Consigne — Dans le texte sur la restructuration de Danone, recopiez le passage allant de « Ce projet, porté » jusqu'à « représentants du personnel. » inclus en remplaçant « nouvelle direction » par « nouvelle équipe dirigeante ».

Extrait du texte —
++++
"L'ampleur sans pareille de cette restructuration fait peser un risque sur la continuité opérationnelle de l'entreprise et la santé des salariés", considèrent la CFTC, la CFE-CGC et la CGT de Danone SA dans un communiqué.
Le géant de l'agroalimentaire a annoncé en novembre 2020 le lancement d'un plan de réorganisation mondiale intitulé "Local First".
Ce projet, porté par l'ex-PDG Emmanuel Faber évincé depuis de la tête du groupe, a été repris par la nouvelle direction qui a commencé en avril à détailler le plan devant les représentants du personnel.
La procédure d'information-consultation doit durer jusqu'à la mi-septembre.
A ce stade le plan prévoit la suppression nette de 1.850 postes dans le monde dont 425 postes en France d'ici fin 2022, selon ces syndicats.
++++
[Éléments répertoriés dans un jeu de données]
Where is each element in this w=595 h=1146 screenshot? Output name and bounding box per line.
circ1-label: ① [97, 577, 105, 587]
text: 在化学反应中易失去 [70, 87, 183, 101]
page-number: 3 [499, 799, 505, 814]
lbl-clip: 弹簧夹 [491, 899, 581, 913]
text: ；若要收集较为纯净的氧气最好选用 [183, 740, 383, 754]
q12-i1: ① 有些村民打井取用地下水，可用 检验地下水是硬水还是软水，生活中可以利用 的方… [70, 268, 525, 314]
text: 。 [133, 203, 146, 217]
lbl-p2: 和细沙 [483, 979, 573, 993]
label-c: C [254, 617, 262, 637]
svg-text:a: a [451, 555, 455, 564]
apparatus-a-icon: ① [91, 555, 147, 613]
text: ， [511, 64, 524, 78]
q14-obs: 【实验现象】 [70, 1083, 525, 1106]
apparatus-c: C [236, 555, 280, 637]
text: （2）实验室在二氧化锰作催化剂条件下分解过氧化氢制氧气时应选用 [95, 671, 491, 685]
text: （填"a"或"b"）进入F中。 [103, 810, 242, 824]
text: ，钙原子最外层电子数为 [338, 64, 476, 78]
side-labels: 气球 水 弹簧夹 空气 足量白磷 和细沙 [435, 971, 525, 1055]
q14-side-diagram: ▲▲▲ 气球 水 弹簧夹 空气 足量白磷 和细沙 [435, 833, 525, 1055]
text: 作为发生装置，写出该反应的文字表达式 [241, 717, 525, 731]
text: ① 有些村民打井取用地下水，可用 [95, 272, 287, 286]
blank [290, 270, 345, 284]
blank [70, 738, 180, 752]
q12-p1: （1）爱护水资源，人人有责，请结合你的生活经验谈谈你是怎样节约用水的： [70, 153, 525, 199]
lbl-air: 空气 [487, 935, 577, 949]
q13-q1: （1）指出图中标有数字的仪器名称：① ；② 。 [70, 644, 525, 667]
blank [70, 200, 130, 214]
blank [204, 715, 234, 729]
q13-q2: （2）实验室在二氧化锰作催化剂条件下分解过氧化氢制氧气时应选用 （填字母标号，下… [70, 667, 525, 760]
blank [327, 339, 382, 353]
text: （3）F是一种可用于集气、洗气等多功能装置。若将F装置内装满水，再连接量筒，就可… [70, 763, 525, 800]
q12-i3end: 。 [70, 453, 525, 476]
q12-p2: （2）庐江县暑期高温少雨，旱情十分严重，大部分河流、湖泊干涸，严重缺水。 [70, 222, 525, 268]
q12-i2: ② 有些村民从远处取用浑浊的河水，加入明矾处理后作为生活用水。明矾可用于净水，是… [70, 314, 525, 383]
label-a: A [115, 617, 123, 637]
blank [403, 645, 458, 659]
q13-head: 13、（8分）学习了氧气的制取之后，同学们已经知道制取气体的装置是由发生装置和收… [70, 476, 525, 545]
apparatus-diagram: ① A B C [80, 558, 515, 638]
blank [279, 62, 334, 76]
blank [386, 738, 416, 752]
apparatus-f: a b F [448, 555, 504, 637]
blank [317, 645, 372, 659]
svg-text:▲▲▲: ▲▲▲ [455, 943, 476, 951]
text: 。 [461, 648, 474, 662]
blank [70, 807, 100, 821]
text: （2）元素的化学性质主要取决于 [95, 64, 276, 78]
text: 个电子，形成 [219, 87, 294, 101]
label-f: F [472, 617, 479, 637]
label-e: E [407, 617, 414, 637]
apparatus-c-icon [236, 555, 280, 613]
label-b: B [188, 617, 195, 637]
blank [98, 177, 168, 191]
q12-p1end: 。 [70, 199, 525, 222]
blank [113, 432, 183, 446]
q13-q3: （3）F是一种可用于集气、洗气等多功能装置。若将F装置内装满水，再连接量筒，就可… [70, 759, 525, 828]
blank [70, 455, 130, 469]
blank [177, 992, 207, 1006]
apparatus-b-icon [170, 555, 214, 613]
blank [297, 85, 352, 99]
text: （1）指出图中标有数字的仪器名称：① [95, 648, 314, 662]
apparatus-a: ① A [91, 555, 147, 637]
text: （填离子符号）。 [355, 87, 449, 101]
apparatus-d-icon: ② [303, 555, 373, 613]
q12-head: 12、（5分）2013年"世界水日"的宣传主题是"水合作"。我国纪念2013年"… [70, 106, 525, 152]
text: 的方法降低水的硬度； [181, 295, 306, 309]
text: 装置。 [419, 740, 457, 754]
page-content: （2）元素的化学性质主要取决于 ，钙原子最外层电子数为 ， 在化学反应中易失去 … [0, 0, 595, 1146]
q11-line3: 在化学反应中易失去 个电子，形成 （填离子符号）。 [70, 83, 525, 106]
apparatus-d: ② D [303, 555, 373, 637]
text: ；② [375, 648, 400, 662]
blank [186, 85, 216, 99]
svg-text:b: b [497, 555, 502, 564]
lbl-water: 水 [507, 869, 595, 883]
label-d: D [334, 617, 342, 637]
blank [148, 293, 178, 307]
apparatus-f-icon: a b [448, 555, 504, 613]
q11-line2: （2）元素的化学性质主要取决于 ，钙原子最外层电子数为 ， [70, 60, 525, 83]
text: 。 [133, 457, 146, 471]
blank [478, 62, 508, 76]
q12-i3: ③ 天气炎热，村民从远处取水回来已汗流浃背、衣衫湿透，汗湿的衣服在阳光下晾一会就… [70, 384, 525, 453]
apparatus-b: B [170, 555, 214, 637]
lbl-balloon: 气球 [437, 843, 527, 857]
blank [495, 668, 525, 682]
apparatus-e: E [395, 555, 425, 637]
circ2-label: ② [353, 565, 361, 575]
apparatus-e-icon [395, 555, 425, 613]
++++
Réponse —
Ce projet, porté par l'ex-PDG Emmanuel Faber évincé depuis de la tête du groupe, a été repris par la nouvelle équipe dirigeante qui a commencé en avril à détailler le plan devant les représentants du personnel.